What is expected: Read the listing and extract each line that includes the word "vrije".

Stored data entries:
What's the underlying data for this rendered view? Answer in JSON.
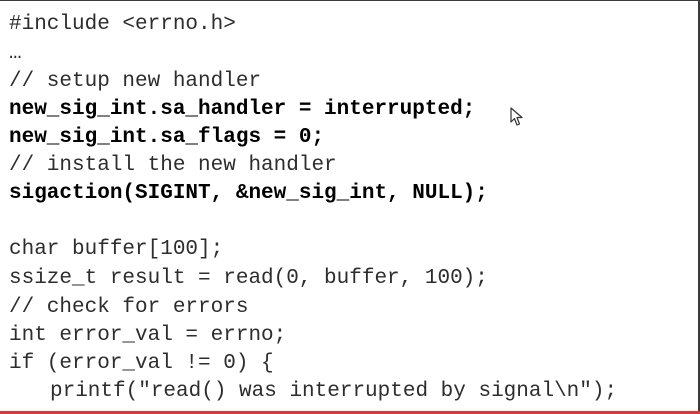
{
  "code": {
    "lines": [
      {
        "text": "#include <errno.h>",
        "bold": false
      },
      {
        "text": "…",
        "bold": false
      },
      {
        "text": "// setup new handler",
        "bold": false
      },
      {
        "text": "new_sig_int.sa_handler = interrupted;",
        "bold": true
      },
      {
        "text": "new_sig_int.sa_flags = 0;",
        "bold": true
      },
      {
        "text": "// install the new handler",
        "bold": false
      },
      {
        "text": "sigaction(SIGINT, &new_sig_int, NULL);",
        "bold": true
      },
      {
        "text": "",
        "bold": false
      },
      {
        "text": "char buffer[100];",
        "bold": false
      },
      {
        "text": "ssize_t result = read(0, buffer, 100);",
        "bold": false
      },
      {
        "text": "// check for errors",
        "bold": false
      },
      {
        "text": "int error_val = errno;",
        "bold": false
      },
      {
        "text": "if (error_val != 0) {",
        "bold": false
      },
      {
        "text": "printf(\"read() was interrupted by signal\\n\");",
        "bold": false
      }
    ]
  },
  "colors": {
    "text": "#2d2d2d",
    "bold_text": "#000000",
    "bottom_rule": "#d63a3a"
  },
  "cursor": {
    "icon": "mouse-pointer-icon"
  }
}
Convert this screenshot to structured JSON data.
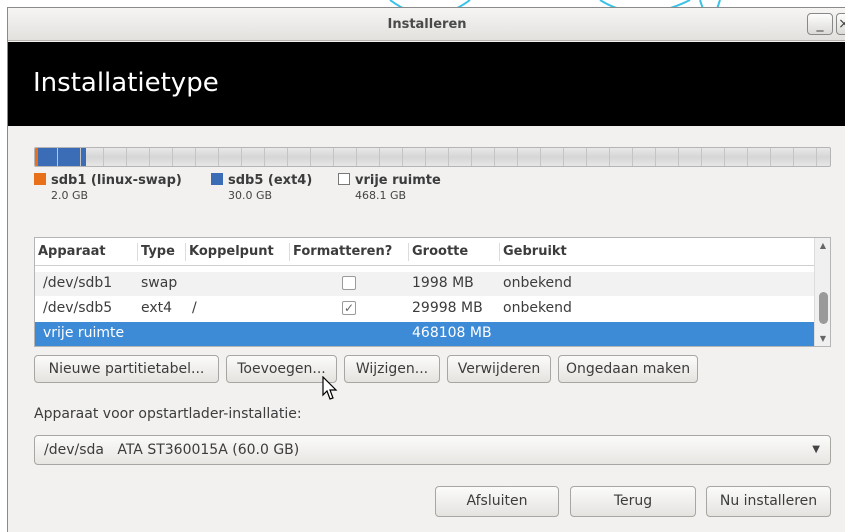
{
  "window": {
    "title": "Installeren",
    "minimize_glyph": "_",
    "close_glyph": "×"
  },
  "header": {
    "heading": "Installatietype"
  },
  "partition_bar": {
    "segments": [
      {
        "name": "sdb1",
        "color": "#e8701a",
        "fraction": 0.004
      },
      {
        "name": "sdb5",
        "color": "#3a6db5",
        "fraction": 0.06
      },
      {
        "name": "free",
        "color": "#d8d8d8",
        "fraction": 0.936
      }
    ]
  },
  "legend": [
    {
      "label": "sdb1 (linux-swap)",
      "size": "2.0 GB",
      "color": "#e8701a",
      "icon": "orange-square-icon"
    },
    {
      "label": "sdb5 (ext4)",
      "size": "30.0 GB",
      "color": "#3a6db5",
      "icon": "blue-square-icon"
    },
    {
      "label": "vrije ruimte",
      "size": "468.1 GB",
      "color": "#ffffff",
      "icon": "empty-square-icon"
    }
  ],
  "table": {
    "columns": [
      "Apparaat",
      "Type",
      "Koppelpunt",
      "Formatteren?",
      "Grootte",
      "Gebruikt"
    ],
    "rows": [
      {
        "device": "/dev/sdb1",
        "type": "swap",
        "mount": "",
        "format": false,
        "size": "1998 MB",
        "used": "onbekend"
      },
      {
        "device": "/dev/sdb5",
        "type": "ext4",
        "mount": "/",
        "format": true,
        "size": "29998 MB",
        "used": "onbekend"
      },
      {
        "device": "vrije ruimte",
        "type": "",
        "mount": "",
        "format": false,
        "size": "468108 MB",
        "used": "",
        "selected": true
      }
    ]
  },
  "partition_buttons": {
    "new_table": "Nieuwe partitietabel...",
    "add": "Toevoegen...",
    "change": "Wijzigen...",
    "delete": "Verwijderen",
    "undo": "Ongedaan maken"
  },
  "bootloader": {
    "label": "Apparaat voor opstartlader-installatie:",
    "device": "/dev/sda",
    "description": "ATA ST360015A (60.0 GB)"
  },
  "footer_buttons": {
    "quit": "Afsluiten",
    "back": "Terug",
    "install": "Nu installeren"
  },
  "colors": {
    "selection": "#3d8ad7",
    "header_bg": "#000000",
    "window_bg": "#f2f1f0"
  }
}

Answer to this exercise:
      "label": "vrije ruimte",
        "device": "vrije ruimte",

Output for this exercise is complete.